** Start PROVIDED RECORDS **

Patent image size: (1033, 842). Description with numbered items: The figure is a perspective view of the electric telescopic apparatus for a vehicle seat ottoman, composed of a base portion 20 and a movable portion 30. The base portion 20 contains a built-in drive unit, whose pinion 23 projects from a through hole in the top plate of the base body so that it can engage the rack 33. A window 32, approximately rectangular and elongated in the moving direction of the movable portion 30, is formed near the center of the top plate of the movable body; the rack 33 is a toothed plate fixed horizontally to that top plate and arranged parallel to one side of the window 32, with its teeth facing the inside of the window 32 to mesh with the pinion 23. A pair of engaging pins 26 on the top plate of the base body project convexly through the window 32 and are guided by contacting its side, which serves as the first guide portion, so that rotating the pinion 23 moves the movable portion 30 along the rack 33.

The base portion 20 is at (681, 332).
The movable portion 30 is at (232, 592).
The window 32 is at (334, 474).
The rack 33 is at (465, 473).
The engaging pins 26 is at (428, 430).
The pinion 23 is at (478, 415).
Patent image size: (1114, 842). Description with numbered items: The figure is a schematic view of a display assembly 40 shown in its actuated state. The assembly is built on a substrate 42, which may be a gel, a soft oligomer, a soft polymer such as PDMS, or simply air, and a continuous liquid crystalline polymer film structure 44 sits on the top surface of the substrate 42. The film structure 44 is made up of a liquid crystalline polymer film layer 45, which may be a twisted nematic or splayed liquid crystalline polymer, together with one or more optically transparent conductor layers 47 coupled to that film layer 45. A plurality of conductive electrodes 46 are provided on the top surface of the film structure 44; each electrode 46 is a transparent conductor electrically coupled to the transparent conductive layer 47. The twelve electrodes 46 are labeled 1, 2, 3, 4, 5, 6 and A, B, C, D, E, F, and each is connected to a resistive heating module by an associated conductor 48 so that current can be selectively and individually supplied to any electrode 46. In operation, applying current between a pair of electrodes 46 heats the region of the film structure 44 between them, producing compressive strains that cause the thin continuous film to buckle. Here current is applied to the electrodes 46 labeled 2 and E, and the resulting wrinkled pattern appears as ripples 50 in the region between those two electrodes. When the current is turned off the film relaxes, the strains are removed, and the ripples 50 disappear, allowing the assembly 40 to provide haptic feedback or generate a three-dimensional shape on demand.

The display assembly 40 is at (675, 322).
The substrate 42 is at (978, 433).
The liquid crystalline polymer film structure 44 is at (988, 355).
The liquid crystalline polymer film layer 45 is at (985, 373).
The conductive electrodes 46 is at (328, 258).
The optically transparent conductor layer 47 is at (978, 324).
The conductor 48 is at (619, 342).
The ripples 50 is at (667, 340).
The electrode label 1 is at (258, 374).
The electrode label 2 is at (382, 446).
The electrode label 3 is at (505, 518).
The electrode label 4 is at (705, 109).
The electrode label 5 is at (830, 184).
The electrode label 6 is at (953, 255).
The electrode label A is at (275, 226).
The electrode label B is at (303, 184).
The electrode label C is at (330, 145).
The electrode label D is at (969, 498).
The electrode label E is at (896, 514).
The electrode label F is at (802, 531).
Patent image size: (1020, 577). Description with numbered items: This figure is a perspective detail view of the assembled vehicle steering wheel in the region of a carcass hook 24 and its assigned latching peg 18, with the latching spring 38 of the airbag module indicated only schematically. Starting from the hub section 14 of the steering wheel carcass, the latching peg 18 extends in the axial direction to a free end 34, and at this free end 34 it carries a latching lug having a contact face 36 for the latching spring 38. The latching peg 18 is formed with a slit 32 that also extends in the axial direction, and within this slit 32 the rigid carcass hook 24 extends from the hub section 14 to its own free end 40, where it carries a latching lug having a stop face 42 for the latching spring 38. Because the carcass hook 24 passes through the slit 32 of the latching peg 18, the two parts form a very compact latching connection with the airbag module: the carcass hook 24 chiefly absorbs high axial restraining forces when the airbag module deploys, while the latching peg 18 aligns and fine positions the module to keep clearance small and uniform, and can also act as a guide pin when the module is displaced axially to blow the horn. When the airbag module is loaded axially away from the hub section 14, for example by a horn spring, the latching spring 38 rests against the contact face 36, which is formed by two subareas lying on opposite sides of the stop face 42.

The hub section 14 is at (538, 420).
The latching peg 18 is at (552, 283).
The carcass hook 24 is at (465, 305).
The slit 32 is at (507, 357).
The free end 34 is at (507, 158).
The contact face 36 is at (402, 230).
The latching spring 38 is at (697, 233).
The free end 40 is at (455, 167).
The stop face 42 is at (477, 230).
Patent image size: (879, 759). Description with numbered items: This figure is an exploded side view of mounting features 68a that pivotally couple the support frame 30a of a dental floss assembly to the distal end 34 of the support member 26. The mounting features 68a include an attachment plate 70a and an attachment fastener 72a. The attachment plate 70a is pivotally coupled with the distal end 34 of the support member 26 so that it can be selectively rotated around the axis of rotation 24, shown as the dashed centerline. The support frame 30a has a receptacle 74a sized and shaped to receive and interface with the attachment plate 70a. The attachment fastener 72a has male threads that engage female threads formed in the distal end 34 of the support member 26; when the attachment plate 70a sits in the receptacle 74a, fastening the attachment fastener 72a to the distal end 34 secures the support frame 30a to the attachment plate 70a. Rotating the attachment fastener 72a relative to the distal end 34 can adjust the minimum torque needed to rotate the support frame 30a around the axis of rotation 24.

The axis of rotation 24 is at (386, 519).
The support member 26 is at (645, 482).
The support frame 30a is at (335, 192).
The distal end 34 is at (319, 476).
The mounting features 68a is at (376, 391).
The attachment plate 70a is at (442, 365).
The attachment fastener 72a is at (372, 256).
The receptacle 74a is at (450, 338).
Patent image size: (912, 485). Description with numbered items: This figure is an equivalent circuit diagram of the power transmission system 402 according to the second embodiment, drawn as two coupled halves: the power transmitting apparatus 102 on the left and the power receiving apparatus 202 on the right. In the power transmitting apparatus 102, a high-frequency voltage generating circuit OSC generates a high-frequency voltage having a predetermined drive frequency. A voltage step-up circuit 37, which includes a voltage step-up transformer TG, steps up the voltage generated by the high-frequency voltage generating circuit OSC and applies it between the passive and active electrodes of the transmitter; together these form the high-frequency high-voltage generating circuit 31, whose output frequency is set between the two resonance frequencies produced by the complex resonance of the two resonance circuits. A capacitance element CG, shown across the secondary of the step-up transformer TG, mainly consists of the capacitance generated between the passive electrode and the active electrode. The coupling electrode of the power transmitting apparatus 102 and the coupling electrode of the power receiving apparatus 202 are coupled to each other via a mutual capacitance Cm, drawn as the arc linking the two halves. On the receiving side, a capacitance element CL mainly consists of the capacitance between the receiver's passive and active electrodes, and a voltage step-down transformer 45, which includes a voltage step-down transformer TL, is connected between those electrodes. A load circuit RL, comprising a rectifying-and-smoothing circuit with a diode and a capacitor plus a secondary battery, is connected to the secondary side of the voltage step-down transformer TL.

** End PROVIDED RECORDS **

§ AIM: Report every line of the material that contains the word "pins", treating uppercase and lowercase letters as different.

§ SOLUTION TO THIS PROBLEM:
Patent image size: (1033, 842). Description with numbered items: The figure is a perspective view of the electric telescopic apparatus for a vehicle seat ottoman, composed of a base portion 20 and a movable portion 30. The base portion 20 contains a built-in drive unit, whose pinion 23 projects from a through hole in the top plate of the base body so that it can engage the rack 33. A window 32, approximately rectangular and elongated in the moving direction of the movable portion 30, is formed near the center of the top plate of the movable body; the rack 33 is a toothed plate fixed horizontally to that top plate and arranged parallel to one side of the window 32, with its teeth facing the inside of the window 32 to mesh with the pinion 23. A pair of engaging pins 26 on the top plate of the base body project convexly through the window 32 and are guided by contacting its side, which serves as the first guide portion, so that rotating the pinion 23 moves the movable portion 30 along the rack 33.
The engaging pins 26 is at (428, 430).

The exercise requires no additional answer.